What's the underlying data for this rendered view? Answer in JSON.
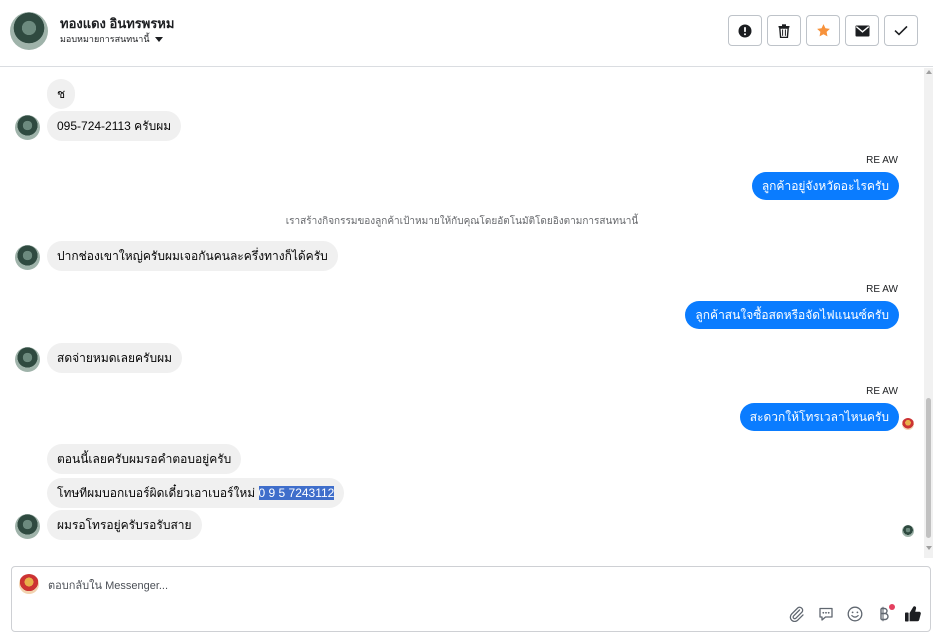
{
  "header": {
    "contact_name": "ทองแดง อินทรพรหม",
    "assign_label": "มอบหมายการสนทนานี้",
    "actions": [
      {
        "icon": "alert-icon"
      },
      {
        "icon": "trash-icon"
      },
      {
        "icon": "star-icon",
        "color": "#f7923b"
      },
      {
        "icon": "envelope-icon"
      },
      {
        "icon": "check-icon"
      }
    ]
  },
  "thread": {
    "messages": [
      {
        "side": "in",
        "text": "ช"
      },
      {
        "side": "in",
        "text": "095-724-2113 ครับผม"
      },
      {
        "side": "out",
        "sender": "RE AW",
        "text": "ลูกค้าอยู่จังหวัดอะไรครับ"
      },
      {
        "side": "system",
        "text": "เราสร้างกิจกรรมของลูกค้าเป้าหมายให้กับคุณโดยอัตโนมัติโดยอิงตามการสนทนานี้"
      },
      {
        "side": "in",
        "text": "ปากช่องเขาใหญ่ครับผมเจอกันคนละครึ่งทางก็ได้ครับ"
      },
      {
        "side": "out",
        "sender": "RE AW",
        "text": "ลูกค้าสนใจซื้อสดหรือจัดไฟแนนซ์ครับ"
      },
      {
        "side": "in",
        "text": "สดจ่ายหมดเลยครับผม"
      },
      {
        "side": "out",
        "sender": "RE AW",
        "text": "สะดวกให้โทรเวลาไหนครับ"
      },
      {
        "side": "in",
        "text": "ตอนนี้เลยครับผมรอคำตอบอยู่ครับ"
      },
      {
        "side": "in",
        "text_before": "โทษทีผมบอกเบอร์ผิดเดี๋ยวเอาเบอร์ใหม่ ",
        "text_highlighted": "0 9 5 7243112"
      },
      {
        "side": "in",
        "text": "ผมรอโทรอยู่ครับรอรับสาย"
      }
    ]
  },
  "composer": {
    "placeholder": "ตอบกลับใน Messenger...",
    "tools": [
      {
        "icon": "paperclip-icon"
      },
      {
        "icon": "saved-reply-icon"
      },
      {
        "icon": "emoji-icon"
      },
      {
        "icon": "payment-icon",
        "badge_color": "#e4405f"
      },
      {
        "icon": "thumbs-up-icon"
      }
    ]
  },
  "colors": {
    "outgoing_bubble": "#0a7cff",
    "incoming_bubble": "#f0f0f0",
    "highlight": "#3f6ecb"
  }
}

---

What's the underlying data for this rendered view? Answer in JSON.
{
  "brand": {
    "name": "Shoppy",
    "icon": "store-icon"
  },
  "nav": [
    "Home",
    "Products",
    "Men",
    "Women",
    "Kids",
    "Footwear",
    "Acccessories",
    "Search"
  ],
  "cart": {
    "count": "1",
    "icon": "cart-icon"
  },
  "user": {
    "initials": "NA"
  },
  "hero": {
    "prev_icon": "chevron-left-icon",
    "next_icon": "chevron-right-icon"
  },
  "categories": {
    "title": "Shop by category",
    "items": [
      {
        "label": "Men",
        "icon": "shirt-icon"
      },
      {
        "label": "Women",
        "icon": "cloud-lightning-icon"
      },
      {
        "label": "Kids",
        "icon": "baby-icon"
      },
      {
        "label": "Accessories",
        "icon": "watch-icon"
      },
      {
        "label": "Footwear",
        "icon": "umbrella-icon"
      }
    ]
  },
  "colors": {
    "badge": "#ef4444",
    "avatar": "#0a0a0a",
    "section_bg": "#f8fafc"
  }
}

* * *

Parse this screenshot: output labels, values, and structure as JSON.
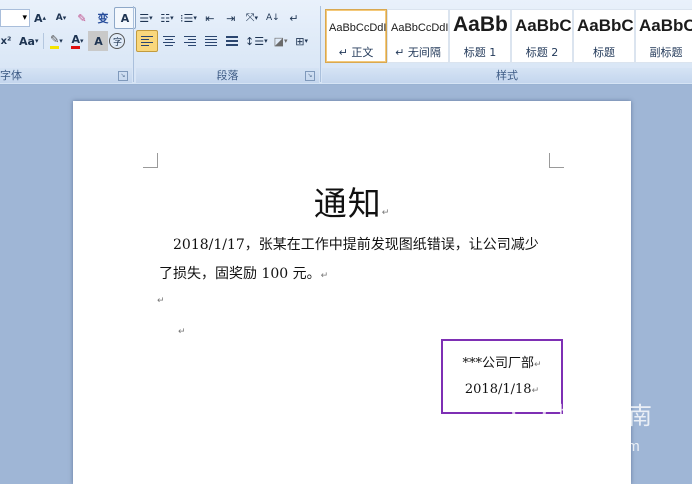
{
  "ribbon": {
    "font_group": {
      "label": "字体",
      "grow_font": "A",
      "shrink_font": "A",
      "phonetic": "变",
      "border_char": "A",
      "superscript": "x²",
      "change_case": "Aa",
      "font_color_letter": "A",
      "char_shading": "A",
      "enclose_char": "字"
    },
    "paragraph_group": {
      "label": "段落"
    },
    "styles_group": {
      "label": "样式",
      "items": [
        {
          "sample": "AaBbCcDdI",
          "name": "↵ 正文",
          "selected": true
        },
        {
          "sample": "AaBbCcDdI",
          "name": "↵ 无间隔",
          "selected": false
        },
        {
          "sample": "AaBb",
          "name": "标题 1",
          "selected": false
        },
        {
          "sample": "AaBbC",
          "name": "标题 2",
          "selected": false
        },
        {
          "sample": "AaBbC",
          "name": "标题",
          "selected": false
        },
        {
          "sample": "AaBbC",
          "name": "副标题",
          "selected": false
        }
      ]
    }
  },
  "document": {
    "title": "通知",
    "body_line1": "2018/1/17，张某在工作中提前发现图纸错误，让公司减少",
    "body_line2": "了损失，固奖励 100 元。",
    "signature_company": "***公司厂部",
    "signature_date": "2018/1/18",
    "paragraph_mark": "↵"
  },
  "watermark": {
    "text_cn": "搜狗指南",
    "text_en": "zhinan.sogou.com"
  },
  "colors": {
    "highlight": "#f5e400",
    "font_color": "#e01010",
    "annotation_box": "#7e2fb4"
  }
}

# What you are asked to do
How many lines in the records above hold the word "chevron"? Give only the number.

# Written answer
2